[Begin Recorded data]

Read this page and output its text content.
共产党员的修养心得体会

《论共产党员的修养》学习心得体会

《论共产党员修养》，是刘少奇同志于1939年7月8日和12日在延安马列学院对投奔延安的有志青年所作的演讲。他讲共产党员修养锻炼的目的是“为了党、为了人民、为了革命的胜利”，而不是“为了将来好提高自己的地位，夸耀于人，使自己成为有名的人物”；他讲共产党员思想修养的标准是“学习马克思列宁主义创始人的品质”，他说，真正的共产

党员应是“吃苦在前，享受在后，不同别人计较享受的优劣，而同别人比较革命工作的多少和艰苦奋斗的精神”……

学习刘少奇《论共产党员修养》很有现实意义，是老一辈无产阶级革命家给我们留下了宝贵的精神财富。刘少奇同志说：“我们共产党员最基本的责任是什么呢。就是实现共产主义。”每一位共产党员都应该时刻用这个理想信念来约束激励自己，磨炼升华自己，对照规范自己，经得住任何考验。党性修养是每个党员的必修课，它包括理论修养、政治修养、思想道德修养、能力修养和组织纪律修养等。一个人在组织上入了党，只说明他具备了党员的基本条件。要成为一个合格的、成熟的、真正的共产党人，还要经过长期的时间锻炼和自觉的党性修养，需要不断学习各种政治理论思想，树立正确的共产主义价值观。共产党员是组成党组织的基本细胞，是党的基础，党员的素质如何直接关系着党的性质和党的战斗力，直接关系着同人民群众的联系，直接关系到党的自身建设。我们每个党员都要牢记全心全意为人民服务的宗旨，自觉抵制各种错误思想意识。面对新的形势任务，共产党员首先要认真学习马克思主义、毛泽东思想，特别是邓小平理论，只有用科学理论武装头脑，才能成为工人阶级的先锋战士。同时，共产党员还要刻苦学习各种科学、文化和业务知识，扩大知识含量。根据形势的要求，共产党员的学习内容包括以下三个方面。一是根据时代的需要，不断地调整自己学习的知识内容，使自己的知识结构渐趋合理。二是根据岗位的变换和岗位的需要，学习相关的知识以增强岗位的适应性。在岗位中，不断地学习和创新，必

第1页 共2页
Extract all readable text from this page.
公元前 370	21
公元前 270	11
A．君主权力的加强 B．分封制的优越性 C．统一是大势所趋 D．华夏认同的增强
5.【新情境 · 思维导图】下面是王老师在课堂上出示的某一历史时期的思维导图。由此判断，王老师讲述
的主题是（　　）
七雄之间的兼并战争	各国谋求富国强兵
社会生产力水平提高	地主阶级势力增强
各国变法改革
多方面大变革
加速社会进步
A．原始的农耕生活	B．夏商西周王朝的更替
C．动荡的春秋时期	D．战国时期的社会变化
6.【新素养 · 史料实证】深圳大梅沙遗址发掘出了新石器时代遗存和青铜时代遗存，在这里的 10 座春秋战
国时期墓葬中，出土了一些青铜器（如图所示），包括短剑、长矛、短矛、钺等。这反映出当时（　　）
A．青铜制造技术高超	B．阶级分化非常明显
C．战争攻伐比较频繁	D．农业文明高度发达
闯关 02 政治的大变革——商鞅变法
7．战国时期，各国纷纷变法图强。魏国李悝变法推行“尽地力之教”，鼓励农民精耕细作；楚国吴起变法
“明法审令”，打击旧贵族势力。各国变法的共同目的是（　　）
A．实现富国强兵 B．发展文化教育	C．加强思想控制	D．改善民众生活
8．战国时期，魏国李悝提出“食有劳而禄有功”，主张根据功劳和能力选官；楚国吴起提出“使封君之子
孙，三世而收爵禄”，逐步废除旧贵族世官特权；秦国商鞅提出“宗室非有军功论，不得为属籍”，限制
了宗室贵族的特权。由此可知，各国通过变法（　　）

[End Recorded data]

◆ What you will do ◆
Write out the complete set of records exactly as given.

◆ Reply ◆
Read this page and output its text content.
共产党员的修养心得体会

《论共产党员的修养》学习心得体会

《论共产党员修养》，是刘少奇同志于1939年7月8日和12日在延安马列学院对投奔延安的有志青年所作的演讲。他讲共产党员修养锻炼的目的是“为了党、为了人民、为了革命的胜利”，而不是“为了将来好提高自己的地位，夸耀于人，使自己成为有名的人物”；他讲共产党员思想修养的标准是“学习马克思列宁主义创始人的品质”，他说，真正的共产

党员应是“吃苦在前，享受在后，不同别人计较享受的优劣，而同别人比较革命工作的多少和艰苦奋斗的精神”……

学习刘少奇《论共产党员修养》很有现实意义，是老一辈无产阶级革命家给我们留下了宝贵的精神财富。刘少奇同志说：“我们共产党员最基本的责任是什么呢。就是实现共产主义。”每一位共产党员都应该时刻用这个理想信念来约束激励自己，磨炼升华自己，对照规范自己，经得住任何考验。党性修养是每个党员的必修课，它包括理论修养、政治修养、思想道德修养、能力修养和组织纪律修养等。一个人在组织上入了党，只说明他具备了党员的基本条件。要成为一个合格的、成熟的、真正的共产党人，还要经过长期的时间锻炼和自觉的党性修养，需要不断学习各种政治理论思想，树立正确的共产主义价值观。共产党员是组成党组织的基本细胞，是党的基础，党员的素质如何直接关系着党的性质和党的战斗力，直接关系着同人民群众的联系，直接关系到党的自身建设。我们每个党员都要牢记全心全意为人民服务的宗旨，自觉抵制各种错误思想意识。面对新的形势任务，共产党员首先要认真学习马克思主义、毛泽东思想，特别是邓小平理论，只有用科学理论武装头脑，才能成为工人阶级的先锋战士。同时，共产党员还要刻苦学习各种科学、文化和业务知识，扩大知识含量。根据形势的要求，共产党员的学习内容包括以下三个方面。一是根据时代的需要，不断地调整自己学习的知识内容，使自己的知识结构渐趋合理。二是根据岗位的变换和岗位的需要，学习相关的知识以增强岗位的适应性。在岗位中，不断地学习和创新，必

第1页 共2页
Extract all readable text from this page.
公元前 370	21
公元前 270	11
A．君主权力的加强 B．分封制的优越性 C．统一是大势所趋 D．华夏认同的增强
5.【新情境 · 思维导图】下面是王老师在课堂上出示的某一历史时期的思维导图。由此判断，王老师讲述
的主题是（　　）
七雄之间的兼并战争	各国谋求富国强兵
社会生产力水平提高	地主阶级势力增强
各国变法改革
多方面大变革
加速社会进步
A．原始的农耕生活	B．夏商西周王朝的更替
C．动荡的春秋时期	D．战国时期的社会变化
6.【新素养 · 史料实证】深圳大梅沙遗址发掘出了新石器时代遗存和青铜时代遗存，在这里的 10 座春秋战
国时期墓葬中，出土了一些青铜器（如图所示），包括短剑、长矛、短矛、钺等。这反映出当时（　　）
A．青铜制造技术高超	B．阶级分化非常明显
C．战争攻伐比较频繁	D．农业文明高度发达
闯关 02 政治的大变革——商鞅变法
7．战国时期，各国纷纷变法图强。魏国李悝变法推行“尽地力之教”，鼓励农民精耕细作；楚国吴起变法
“明法审令”，打击旧贵族势力。各国变法的共同目的是（　　）
A．实现富国强兵 B．发展文化教育	C．加强思想控制	D．改善民众生活
8．战国时期，魏国李悝提出“食有劳而禄有功”，主张根据功劳和能力选官；楚国吴起提出“使封君之子
孙，三世而收爵禄”，逐步废除旧贵族世官特权；秦国商鞅提出“宗室非有军功论，不得为属籍”，限制
了宗室贵族的特权。由此可知，各国通过变法（　　）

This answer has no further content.